§ **Stated goal**
Your task is to copy every record exactly.
___ Records ___
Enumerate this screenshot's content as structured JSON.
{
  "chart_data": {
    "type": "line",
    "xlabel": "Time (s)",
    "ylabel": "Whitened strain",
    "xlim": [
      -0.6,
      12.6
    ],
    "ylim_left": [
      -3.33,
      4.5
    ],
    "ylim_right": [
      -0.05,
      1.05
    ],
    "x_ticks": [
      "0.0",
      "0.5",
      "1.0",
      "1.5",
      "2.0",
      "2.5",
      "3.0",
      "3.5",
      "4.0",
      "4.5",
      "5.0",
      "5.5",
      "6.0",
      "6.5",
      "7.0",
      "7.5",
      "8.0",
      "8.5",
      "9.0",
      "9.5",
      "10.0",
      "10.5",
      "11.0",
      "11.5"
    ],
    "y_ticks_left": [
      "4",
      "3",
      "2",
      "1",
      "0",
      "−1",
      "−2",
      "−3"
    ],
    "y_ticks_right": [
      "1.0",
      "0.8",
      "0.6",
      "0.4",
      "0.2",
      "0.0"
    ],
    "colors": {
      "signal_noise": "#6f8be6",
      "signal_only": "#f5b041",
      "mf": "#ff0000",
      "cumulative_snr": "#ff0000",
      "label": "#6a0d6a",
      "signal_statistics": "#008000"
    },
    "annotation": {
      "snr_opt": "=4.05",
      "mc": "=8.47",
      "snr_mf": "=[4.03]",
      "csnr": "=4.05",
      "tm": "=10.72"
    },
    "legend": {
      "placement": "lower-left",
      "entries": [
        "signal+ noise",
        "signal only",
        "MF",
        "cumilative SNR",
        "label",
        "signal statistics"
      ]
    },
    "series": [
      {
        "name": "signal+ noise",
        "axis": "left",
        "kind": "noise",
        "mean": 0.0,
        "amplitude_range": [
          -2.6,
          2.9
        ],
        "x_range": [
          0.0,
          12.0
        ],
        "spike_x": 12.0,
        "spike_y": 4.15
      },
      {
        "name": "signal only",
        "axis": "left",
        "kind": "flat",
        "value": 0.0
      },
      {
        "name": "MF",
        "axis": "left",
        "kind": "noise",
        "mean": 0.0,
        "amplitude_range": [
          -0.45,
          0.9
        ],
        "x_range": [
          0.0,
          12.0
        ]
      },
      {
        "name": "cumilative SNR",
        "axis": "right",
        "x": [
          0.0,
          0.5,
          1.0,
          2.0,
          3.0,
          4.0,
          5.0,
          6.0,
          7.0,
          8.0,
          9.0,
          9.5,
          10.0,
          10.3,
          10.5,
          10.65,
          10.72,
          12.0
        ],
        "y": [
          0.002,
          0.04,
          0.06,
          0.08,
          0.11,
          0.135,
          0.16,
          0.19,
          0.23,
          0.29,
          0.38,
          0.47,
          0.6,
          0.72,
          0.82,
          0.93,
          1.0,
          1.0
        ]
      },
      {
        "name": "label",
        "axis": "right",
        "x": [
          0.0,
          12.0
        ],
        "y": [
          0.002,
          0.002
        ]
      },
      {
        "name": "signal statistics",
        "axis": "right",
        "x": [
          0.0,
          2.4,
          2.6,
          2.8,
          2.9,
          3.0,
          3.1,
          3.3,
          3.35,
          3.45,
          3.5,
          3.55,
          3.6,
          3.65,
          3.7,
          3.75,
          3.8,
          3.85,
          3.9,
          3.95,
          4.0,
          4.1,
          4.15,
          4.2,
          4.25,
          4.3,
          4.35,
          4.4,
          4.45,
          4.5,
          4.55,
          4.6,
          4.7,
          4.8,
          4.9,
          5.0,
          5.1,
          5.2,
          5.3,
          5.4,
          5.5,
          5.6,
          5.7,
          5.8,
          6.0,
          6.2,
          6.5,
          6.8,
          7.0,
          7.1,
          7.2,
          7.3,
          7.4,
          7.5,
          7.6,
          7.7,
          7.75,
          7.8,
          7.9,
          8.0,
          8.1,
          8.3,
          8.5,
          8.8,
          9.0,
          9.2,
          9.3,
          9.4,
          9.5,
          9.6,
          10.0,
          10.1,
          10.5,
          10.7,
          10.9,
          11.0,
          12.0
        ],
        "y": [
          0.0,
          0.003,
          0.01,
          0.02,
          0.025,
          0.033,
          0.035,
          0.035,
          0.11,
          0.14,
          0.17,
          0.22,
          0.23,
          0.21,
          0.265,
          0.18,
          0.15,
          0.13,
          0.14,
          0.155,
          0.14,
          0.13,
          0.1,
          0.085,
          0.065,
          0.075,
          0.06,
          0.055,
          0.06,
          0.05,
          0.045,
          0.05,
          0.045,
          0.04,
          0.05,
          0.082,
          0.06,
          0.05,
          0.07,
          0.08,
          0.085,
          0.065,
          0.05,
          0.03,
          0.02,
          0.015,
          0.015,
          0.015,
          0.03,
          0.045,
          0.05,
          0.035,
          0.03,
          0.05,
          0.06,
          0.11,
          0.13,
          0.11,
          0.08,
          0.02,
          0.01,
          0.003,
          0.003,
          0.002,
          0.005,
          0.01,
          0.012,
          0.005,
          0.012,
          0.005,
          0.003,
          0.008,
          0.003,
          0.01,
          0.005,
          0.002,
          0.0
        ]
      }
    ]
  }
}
___
§ **Solution to the exercise**
Enumerate this screenshot's content as structured JSON.
{
  "chart_data": {
    "type": "line",
    "xlabel": "Time (s)",
    "ylabel": "Whitened strain",
    "xlim": [
      -0.6,
      12.6
    ],
    "ylim_left": [
      -3.33,
      4.5
    ],
    "ylim_right": [
      -0.05,
      1.05
    ],
    "x_ticks": [
      "0.0",
      "0.5",
      "1.0",
      "1.5",
      "2.0",
      "2.5",
      "3.0",
      "3.5",
      "4.0",
      "4.5",
      "5.0",
      "5.5",
      "6.0",
      "6.5",
      "7.0",
      "7.5",
      "8.0",
      "8.5",
      "9.0",
      "9.5",
      "10.0",
      "10.5",
      "11.0",
      "11.5"
    ],
    "y_ticks_left": [
      "4",
      "3",
      "2",
      "1",
      "0",
      "−1",
      "−2",
      "−3"
    ],
    "y_ticks_right": [
      "1.0",
      "0.8",
      "0.6",
      "0.4",
      "0.2",
      "0.0"
    ],
    "colors": {
      "signal_noise": "#6f8be6",
      "signal_only": "#f5b041",
      "mf": "#ff0000",
      "cumulative_snr": "#ff0000",
      "label": "#6a0d6a",
      "signal_statistics": "#008000"
    },
    "annotation": {
      "snr_opt": "=4.05",
      "mc": "=8.47",
      "snr_mf": "=[4.03]",
      "csnr": "=4.05",
      "tm": "=10.72"
    },
    "legend": {
      "placement": "lower-left",
      "entries": [
        "signal+ noise",
        "signal only",
        "MF",
        "cumilative SNR",
        "label",
        "signal statistics"
      ]
    },
    "series": [
      {
        "name": "signal+ noise",
        "axis": "left",
        "kind": "noise",
        "mean": 0.0,
        "amplitude_range": [
          -2.6,
          2.9
        ],
        "x_range": [
          0.0,
          12.0
        ],
        "spike_x": 12.0,
        "spike_y": 4.15
      },
      {
        "name": "signal only",
        "axis": "left",
        "kind": "flat",
        "value": 0.0
      },
      {
        "name": "MF",
        "axis": "left",
        "kind": "noise",
        "mean": 0.0,
        "amplitude_range": [
          -0.45,
          0.9
        ],
        "x_range": [
          0.0,
          12.0
        ]
      },
      {
        "name": "cumilative SNR",
        "axis": "right",
        "x": [
          0.0,
          0.5,
          1.0,
          2.0,
          3.0,
          4.0,
          5.0,
          6.0,
          7.0,
          8.0,
          9.0,
          9.5,
          10.0,
          10.3,
          10.5,
          10.65,
          10.72,
          12.0
        ],
        "y": [
          0.002,
          0.04,
          0.06,
          0.08,
          0.11,
          0.135,
          0.16,
          0.19,
          0.23,
          0.29,
          0.38,
          0.47,
          0.6,
          0.72,
          0.82,
          0.93,
          1.0,
          1.0
        ]
      },
      {
        "name": "label",
        "axis": "right",
        "x": [
          0.0,
          12.0
        ],
        "y": [
          0.002,
          0.002
        ]
      },
      {
        "name": "signal statistics",
        "axis": "right",
        "x": [
          0.0,
          2.4,
          2.6,
          2.8,
          2.9,
          3.0,
          3.1,
          3.3,
          3.35,
          3.45,
          3.5,
          3.55,
          3.6,
          3.65,
          3.7,
          3.75,
          3.8,
          3.85,
          3.9,
          3.95,
          4.0,
          4.1,
          4.15,
          4.2,
          4.25,
          4.3,
          4.35,
          4.4,
          4.45,
          4.5,
          4.55,
          4.6,
          4.7,
          4.8,
          4.9,
          5.0,
          5.1,
          5.2,
          5.3,
          5.4,
          5.5,
          5.6,
          5.7,
          5.8,
          6.0,
          6.2,
          6.5,
          6.8,
          7.0,
          7.1,
          7.2,
          7.3,
          7.4,
          7.5,
          7.6,
          7.7,
          7.75,
          7.8,
          7.9,
          8.0,
          8.1,
          8.3,
          8.5,
          8.8,
          9.0,
          9.2,
          9.3,
          9.4,
          9.5,
          9.6,
          10.0,
          10.1,
          10.5,
          10.7,
          10.9,
          11.0,
          12.0
        ],
        "y": [
          0.0,
          0.003,
          0.01,
          0.02,
          0.025,
          0.033,
          0.035,
          0.035,
          0.11,
          0.14,
          0.17,
          0.22,
          0.23,
          0.21,
          0.265,
          0.18,
          0.15,
          0.13,
          0.14,
          0.155,
          0.14,
          0.13,
          0.1,
          0.085,
          0.065,
          0.075,
          0.06,
          0.055,
          0.06,
          0.05,
          0.045,
          0.05,
          0.045,
          0.04,
          0.05,
          0.082,
          0.06,
          0.05,
          0.07,
          0.08,
          0.085,
          0.065,
          0.05,
          0.03,
          0.02,
          0.015,
          0.015,
          0.015,
          0.03,
          0.045,
          0.05,
          0.035,
          0.03,
          0.05,
          0.06,
          0.11,
          0.13,
          0.11,
          0.08,
          0.02,
          0.01,
          0.003,
          0.003,
          0.002,
          0.005,
          0.01,
          0.012,
          0.005,
          0.012,
          0.005,
          0.003,
          0.008,
          0.003,
          0.01,
          0.005,
          0.002,
          0.0
        ]
      }
    ]
  }
}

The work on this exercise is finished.